Task statement: In the copy, keep every record exact and leave out all images.

Extracted records:
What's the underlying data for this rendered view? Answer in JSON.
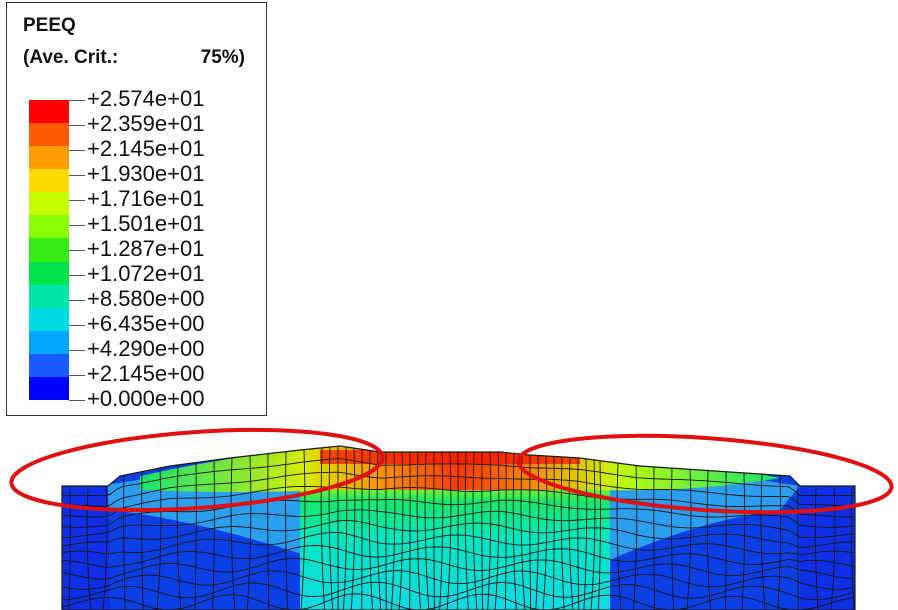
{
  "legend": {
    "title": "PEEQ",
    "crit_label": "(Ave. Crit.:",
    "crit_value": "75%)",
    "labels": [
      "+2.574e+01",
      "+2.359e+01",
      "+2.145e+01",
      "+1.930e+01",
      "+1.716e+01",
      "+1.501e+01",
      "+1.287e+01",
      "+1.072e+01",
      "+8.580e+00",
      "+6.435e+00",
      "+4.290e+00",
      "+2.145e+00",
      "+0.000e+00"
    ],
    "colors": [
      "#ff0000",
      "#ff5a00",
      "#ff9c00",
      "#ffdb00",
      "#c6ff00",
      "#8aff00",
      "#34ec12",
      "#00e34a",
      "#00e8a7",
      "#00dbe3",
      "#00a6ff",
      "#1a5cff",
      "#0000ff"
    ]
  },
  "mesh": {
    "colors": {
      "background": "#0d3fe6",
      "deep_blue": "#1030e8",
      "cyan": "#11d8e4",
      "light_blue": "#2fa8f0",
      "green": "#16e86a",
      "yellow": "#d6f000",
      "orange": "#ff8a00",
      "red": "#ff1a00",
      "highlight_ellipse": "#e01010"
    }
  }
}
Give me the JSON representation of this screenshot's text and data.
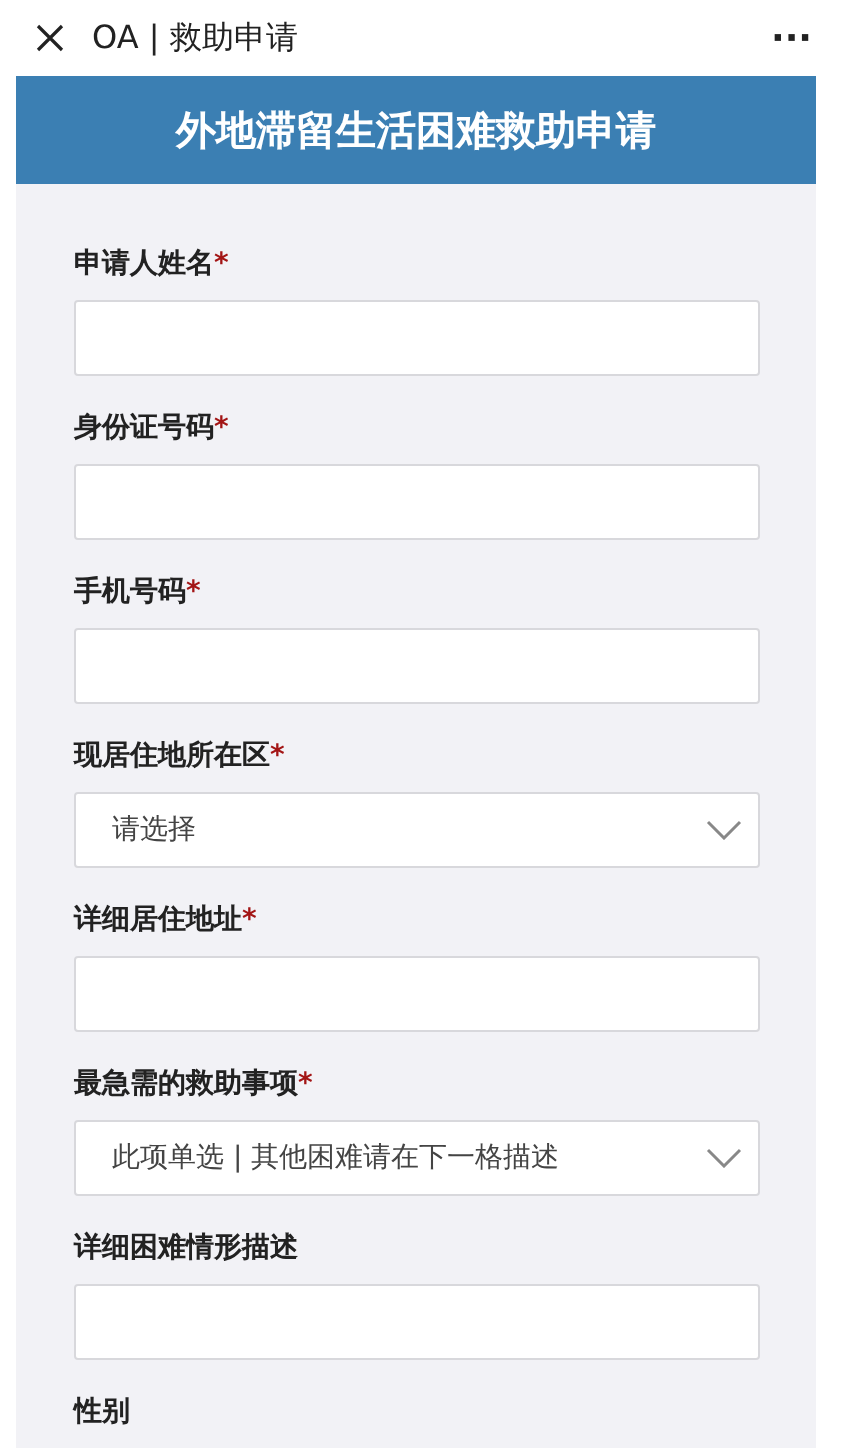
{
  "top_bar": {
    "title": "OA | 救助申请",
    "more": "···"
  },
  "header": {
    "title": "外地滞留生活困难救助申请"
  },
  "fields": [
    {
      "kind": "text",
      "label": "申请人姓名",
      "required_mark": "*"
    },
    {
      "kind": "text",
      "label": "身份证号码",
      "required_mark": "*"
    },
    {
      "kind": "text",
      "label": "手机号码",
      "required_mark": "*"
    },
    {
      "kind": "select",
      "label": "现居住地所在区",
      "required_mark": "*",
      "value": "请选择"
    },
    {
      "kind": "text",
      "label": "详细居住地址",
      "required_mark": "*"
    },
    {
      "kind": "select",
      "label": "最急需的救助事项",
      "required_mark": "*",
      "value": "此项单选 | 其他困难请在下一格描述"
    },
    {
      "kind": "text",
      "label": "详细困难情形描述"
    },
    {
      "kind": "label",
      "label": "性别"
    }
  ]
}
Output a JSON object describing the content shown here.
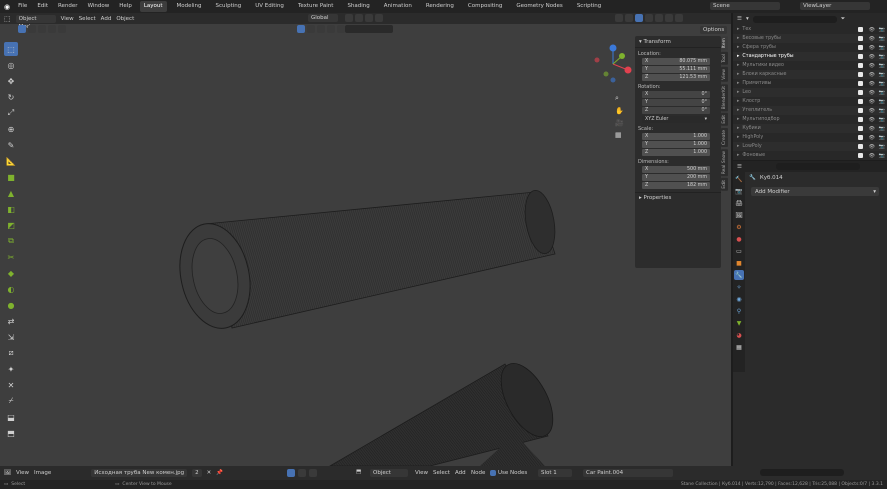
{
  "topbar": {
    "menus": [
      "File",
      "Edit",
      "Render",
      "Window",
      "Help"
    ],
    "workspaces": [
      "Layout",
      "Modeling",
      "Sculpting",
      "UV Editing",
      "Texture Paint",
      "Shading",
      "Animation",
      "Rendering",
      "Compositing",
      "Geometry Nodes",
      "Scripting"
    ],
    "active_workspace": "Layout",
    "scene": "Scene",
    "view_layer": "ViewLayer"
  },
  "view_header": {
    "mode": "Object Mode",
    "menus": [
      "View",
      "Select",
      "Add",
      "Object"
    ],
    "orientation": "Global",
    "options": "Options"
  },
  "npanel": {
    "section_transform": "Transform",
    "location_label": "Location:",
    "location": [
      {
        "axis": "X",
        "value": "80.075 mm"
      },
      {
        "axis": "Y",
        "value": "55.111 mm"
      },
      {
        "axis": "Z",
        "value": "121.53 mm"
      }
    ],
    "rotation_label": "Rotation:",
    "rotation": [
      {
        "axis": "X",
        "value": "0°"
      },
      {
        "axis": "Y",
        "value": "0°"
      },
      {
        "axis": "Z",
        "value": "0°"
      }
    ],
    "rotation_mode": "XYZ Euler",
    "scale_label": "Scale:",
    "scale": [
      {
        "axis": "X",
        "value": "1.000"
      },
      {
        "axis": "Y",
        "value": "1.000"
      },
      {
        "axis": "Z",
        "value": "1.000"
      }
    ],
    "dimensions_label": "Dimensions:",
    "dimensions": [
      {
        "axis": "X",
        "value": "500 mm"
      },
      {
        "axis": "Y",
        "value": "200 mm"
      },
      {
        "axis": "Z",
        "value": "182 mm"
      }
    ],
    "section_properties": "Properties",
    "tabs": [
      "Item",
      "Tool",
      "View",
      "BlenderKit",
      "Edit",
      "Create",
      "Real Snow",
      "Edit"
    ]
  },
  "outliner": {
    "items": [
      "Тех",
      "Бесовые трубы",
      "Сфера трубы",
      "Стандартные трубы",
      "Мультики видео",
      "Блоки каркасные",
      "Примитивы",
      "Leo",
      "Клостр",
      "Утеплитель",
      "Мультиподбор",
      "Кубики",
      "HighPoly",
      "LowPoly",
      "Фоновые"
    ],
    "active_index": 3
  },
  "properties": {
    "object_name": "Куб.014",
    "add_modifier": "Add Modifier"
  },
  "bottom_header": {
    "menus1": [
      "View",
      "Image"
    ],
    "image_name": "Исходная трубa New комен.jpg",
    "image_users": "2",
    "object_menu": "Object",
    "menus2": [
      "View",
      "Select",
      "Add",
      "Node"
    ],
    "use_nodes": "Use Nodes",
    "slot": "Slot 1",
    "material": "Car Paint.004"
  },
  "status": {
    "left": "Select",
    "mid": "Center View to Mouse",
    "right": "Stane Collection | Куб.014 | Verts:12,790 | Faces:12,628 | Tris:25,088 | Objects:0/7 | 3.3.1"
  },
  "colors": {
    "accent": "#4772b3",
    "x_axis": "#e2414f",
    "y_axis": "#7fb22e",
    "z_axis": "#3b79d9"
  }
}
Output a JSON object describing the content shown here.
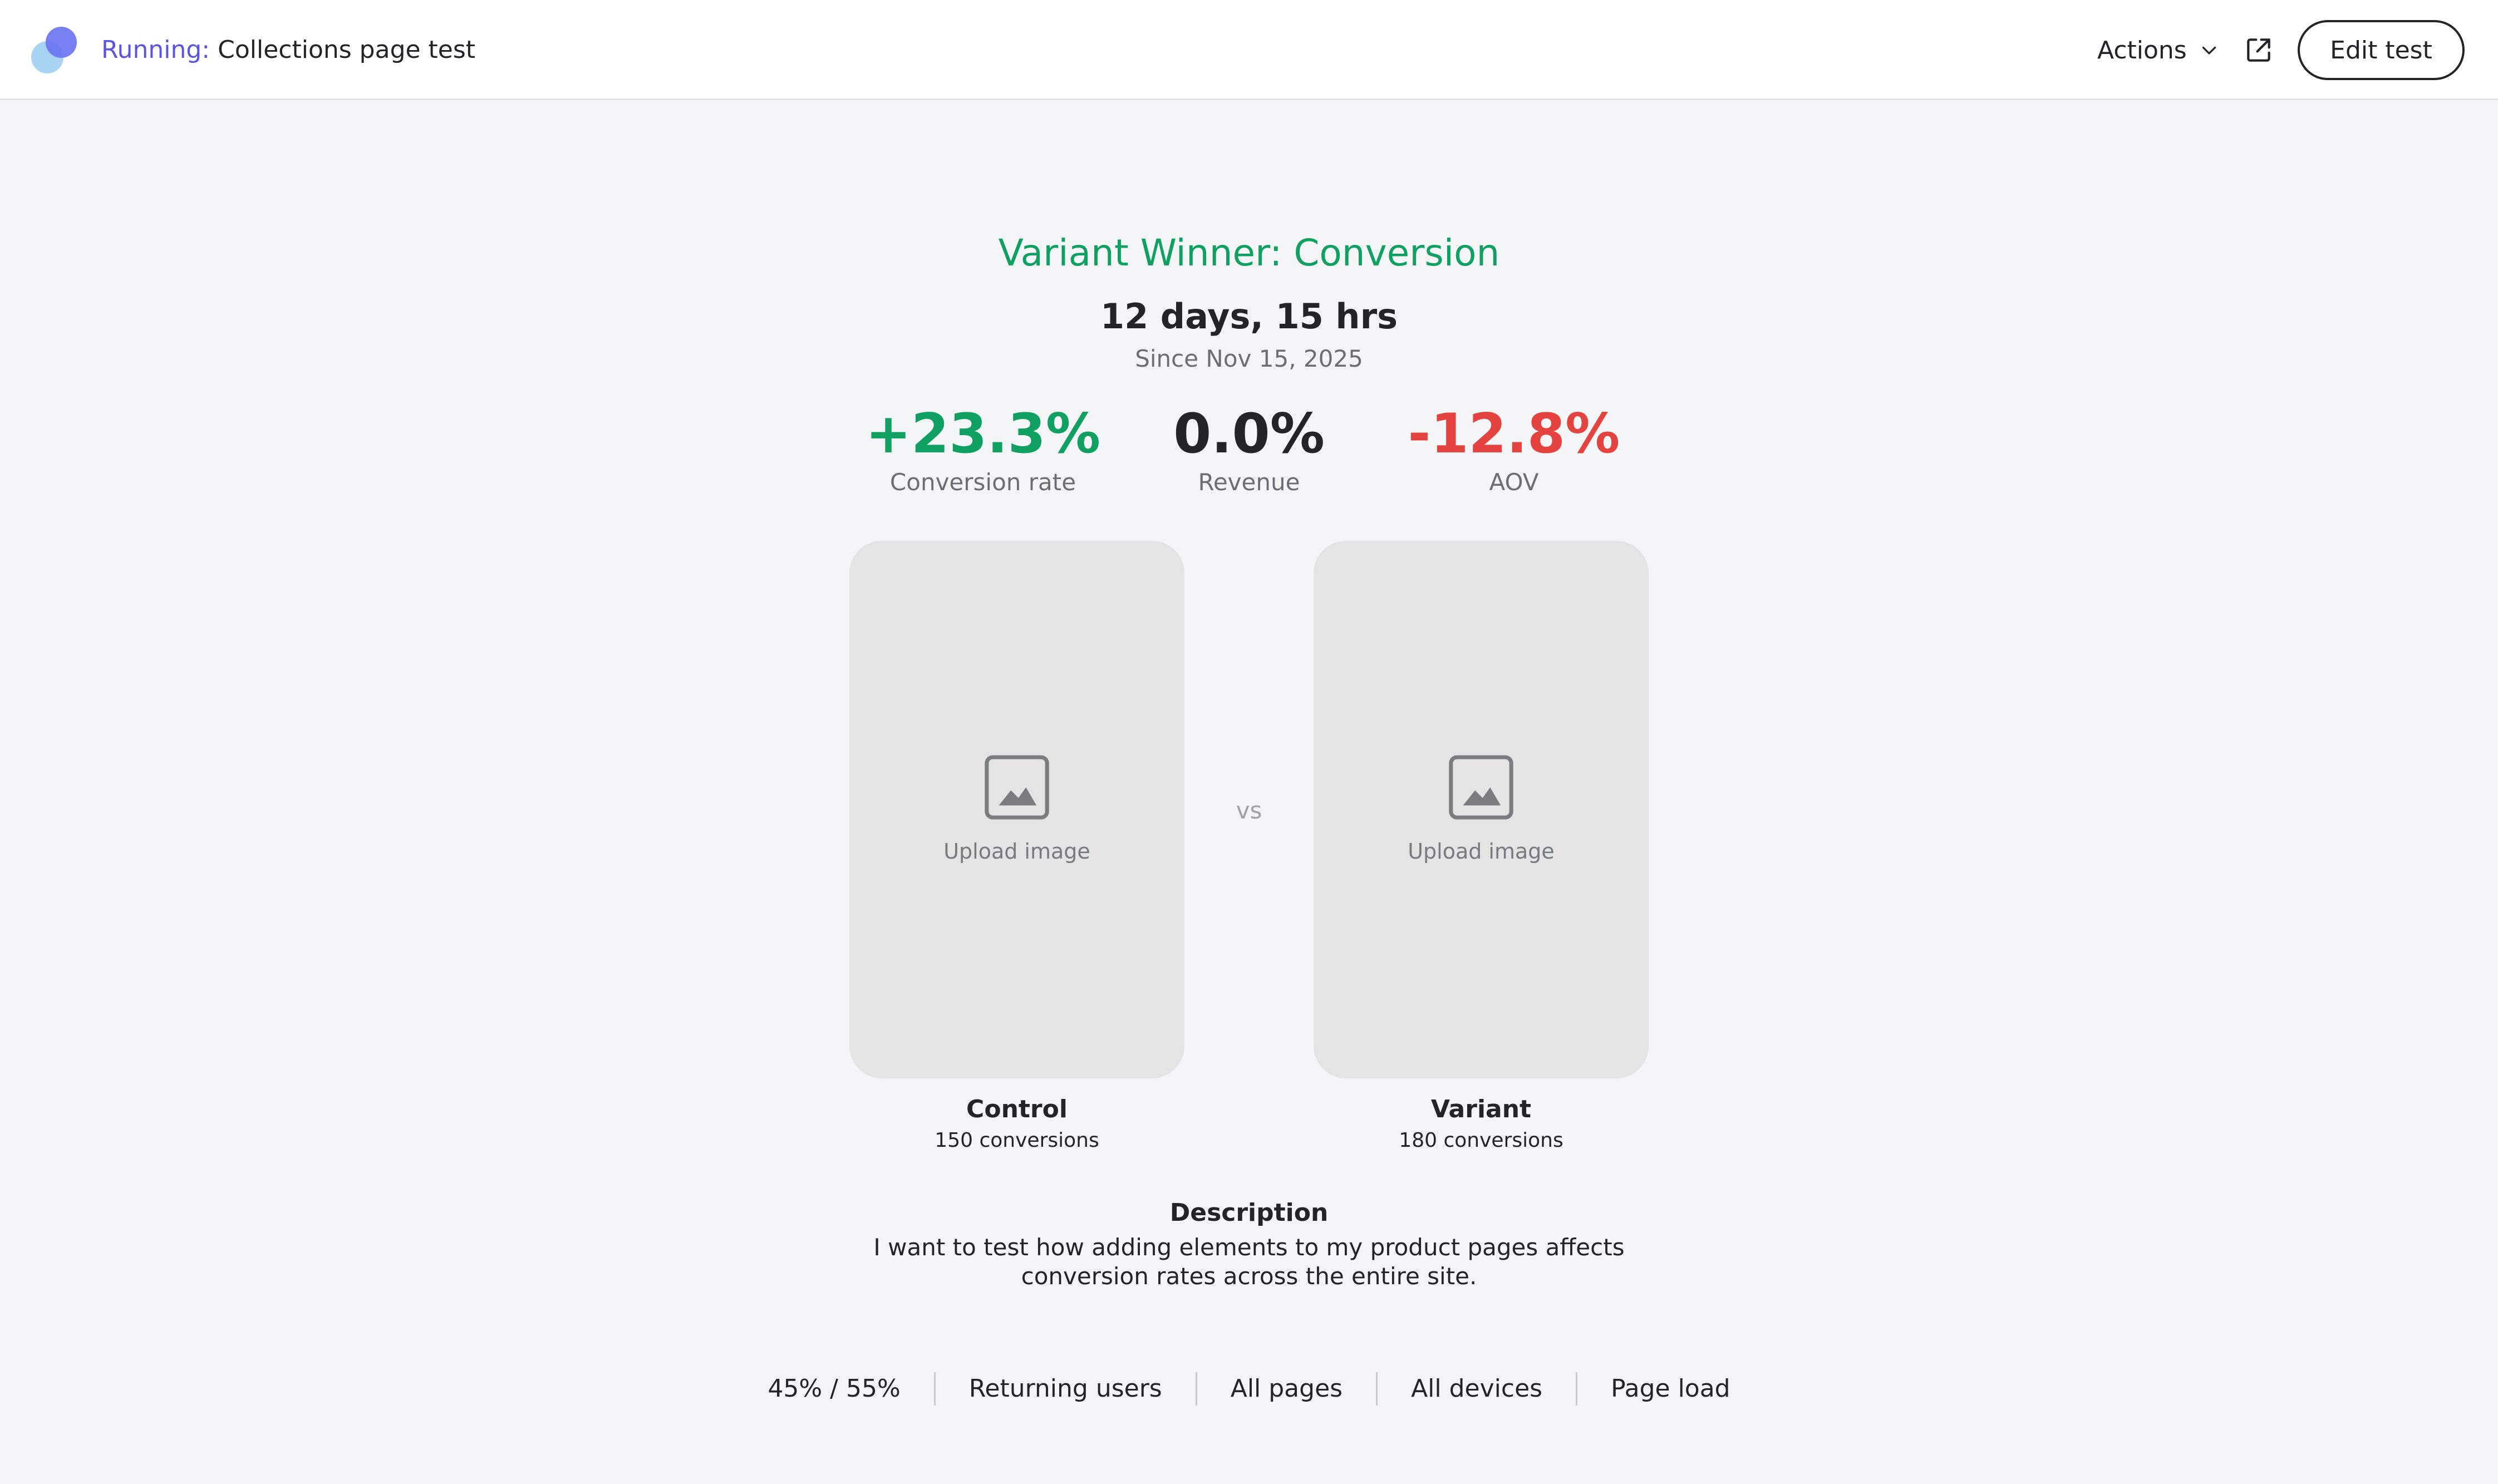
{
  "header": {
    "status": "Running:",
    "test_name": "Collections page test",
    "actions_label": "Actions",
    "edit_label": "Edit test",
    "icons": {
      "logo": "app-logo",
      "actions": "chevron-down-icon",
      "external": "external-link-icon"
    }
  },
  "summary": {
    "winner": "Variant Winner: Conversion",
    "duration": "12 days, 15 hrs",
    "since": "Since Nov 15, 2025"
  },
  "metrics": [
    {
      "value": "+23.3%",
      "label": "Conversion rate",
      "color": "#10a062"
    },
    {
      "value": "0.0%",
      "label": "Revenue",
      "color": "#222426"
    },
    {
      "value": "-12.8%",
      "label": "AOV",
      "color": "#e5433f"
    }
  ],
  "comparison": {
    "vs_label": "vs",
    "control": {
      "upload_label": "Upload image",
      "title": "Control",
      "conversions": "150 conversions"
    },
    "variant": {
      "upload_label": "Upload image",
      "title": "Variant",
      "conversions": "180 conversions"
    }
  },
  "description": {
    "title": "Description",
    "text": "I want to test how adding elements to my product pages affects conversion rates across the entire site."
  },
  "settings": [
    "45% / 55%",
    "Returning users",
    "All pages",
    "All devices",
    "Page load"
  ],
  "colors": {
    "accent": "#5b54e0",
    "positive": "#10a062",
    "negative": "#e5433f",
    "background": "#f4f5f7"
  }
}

Complete answer:
What's the underlying data for this rendered view? Answer in JSON.
{
  "legend": {
    "title": "PEEQ",
    "crit_label": "(Ave. Crit.:",
    "crit_value": "75%)",
    "labels": [
      "+2.574e+01",
      "+2.359e+01",
      "+2.145e+01",
      "+1.930e+01",
      "+1.716e+01",
      "+1.501e+01",
      "+1.287e+01",
      "+1.072e+01",
      "+8.580e+00",
      "+6.435e+00",
      "+4.290e+00",
      "+2.145e+00",
      "+0.000e+00"
    ],
    "colors": [
      "#ff0000",
      "#ff5a00",
      "#ff9c00",
      "#ffdb00",
      "#c6ff00",
      "#8aff00",
      "#34ec12",
      "#00e34a",
      "#00e8a7",
      "#00dbe3",
      "#00a6ff",
      "#1a5cff",
      "#0000ff"
    ]
  },
  "mesh": {
    "colors": {
      "background": "#0d3fe6",
      "deep_blue": "#1030e8",
      "cyan": "#11d8e4",
      "light_blue": "#2fa8f0",
      "green": "#16e86a",
      "yellow": "#d6f000",
      "orange": "#ff8a00",
      "red": "#ff1a00",
      "highlight_ellipse": "#e01010"
    }
  }
}
Give me the JSON representation of this screenshot's text and data.
{
  "top_bar": {
    "title": "OA | 救助申请",
    "more": "···"
  },
  "header": {
    "title": "外地滞留生活困难救助申请"
  },
  "fields": [
    {
      "kind": "text",
      "label": "申请人姓名",
      "required_mark": "*"
    },
    {
      "kind": "text",
      "label": "身份证号码",
      "required_mark": "*"
    },
    {
      "kind": "text",
      "label": "手机号码",
      "required_mark": "*"
    },
    {
      "kind": "select",
      "label": "现居住地所在区",
      "required_mark": "*",
      "value": "请选择"
    },
    {
      "kind": "text",
      "label": "详细居住地址",
      "required_mark": "*"
    },
    {
      "kind": "select",
      "label": "最急需的救助事项",
      "required_mark": "*",
      "value": "此项单选 | 其他困难请在下一格描述"
    },
    {
      "kind": "text",
      "label": "详细困难情形描述"
    },
    {
      "kind": "label",
      "label": "性别"
    }
  ]
}
Output a JSON object describing the content shown here.
{
  "topbar": {
    "menus": [
      "File",
      "Edit",
      "Render",
      "Window",
      "Help"
    ],
    "workspaces": [
      "Layout",
      "Modeling",
      "Sculpting",
      "UV Editing",
      "Texture Paint",
      "Shading",
      "Animation",
      "Rendering",
      "Compositing",
      "Geometry Nodes",
      "Scripting"
    ],
    "active_workspace": "Layout",
    "scene": "Scene",
    "view_layer": "ViewLayer"
  },
  "view_header": {
    "mode": "Object Mode",
    "menus": [
      "View",
      "Select",
      "Add",
      "Object"
    ],
    "orientation": "Global",
    "options": "Options"
  },
  "npanel": {
    "section_transform": "Transform",
    "location_label": "Location:",
    "location": [
      {
        "axis": "X",
        "value": "80.075 mm"
      },
      {
        "axis": "Y",
        "value": "55.111 mm"
      },
      {
        "axis": "Z",
        "value": "121.53 mm"
      }
    ],
    "rotation_label": "Rotation:",
    "rotation": [
      {
        "axis": "X",
        "value": "0°"
      },
      {
        "axis": "Y",
        "value": "0°"
      },
      {
        "axis": "Z",
        "value": "0°"
      }
    ],
    "rotation_mode": "XYZ Euler",
    "scale_label": "Scale:",
    "scale": [
      {
        "axis": "X",
        "value": "1.000"
      },
      {
        "axis": "Y",
        "value": "1.000"
      },
      {
        "axis": "Z",
        "value": "1.000"
      }
    ],
    "dimensions_label": "Dimensions:",
    "dimensions": [
      {
        "axis": "X",
        "value": "500 mm"
      },
      {
        "axis": "Y",
        "value": "200 mm"
      },
      {
        "axis": "Z",
        "value": "182 mm"
      }
    ],
    "section_properties": "Properties",
    "tabs": [
      "Item",
      "Tool",
      "View",
      "BlenderKit",
      "Edit",
      "Create",
      "Real Snow",
      "Edit"
    ]
  },
  "outliner": {
    "items": [
      "Тех",
      "Бесовые трубы",
      "Сфера трубы",
      "Стандартные трубы",
      "Мультики видео",
      "Блоки каркасные",
      "Примитивы",
      "Leo",
      "Клостр",
      "Утеплитель",
      "Мультиподбор",
      "Кубики",
      "HighPoly",
      "LowPoly",
      "Фоновые"
    ],
    "active_index": 3
  },
  "properties": {
    "object_name": "Куб.014",
    "add_modifier": "Add Modifier"
  },
  "bottom_header": {
    "menus1": [
      "View",
      "Image"
    ],
    "image_name": "Исходная трубa New комен.jpg",
    "image_users": "2",
    "object_menu": "Object",
    "menus2": [
      "View",
      "Select",
      "Add",
      "Node"
    ],
    "use_nodes": "Use Nodes",
    "slot": "Slot 1",
    "material": "Car Paint.004"
  },
  "status": {
    "left": "Select",
    "mid": "Center View to Mouse",
    "right": "Stane Collection | Куб.014 | Verts:12,790 | Faces:12,628 | Tris:25,088 | Objects:0/7 | 3.3.1"
  },
  "colors": {
    "accent": "#4772b3",
    "x_axis": "#e2414f",
    "y_axis": "#7fb22e",
    "z_axis": "#3b79d9"
  }
}
Output a JSON object describing the content shown here.
{
  "header": {
    "status": "Running:",
    "test_name": "Collections page test",
    "actions_label": "Actions",
    "edit_label": "Edit test",
    "icons": {
      "logo": "app-logo",
      "actions": "chevron-down-icon",
      "external": "external-link-icon"
    }
  },
  "summary": {
    "winner": "Variant Winner: Conversion",
    "duration": "12 days, 15 hrs",
    "since": "Since Nov 15, 2025"
  },
  "metrics": [
    {
      "value": "+23.3%",
      "label": "Conversion rate",
      "color": "#10a062"
    },
    {
      "value": "0.0%",
      "label": "Revenue",
      "color": "#222426"
    },
    {
      "value": "-12.8%",
      "label": "AOV",
      "color": "#e5433f"
    }
  ],
  "comparison": {
    "vs_label": "vs",
    "control": {
      "upload_label": "Upload image",
      "title": "Control",
      "conversions": "150 conversions"
    },
    "variant": {
      "upload_label": "Upload image",
      "title": "Variant",
      "conversions": "180 conversions"
    }
  },
  "description": {
    "title": "Description",
    "text": "I want to test how adding elements to my product pages affects conversion rates across the entire site."
  },
  "settings": [
    "45% / 55%",
    "Returning users",
    "All pages",
    "All devices",
    "Page load"
  ],
  "colors": {
    "accent": "#5b54e0",
    "positive": "#10a062",
    "negative": "#e5433f",
    "background": "#f4f5f7"
  }
}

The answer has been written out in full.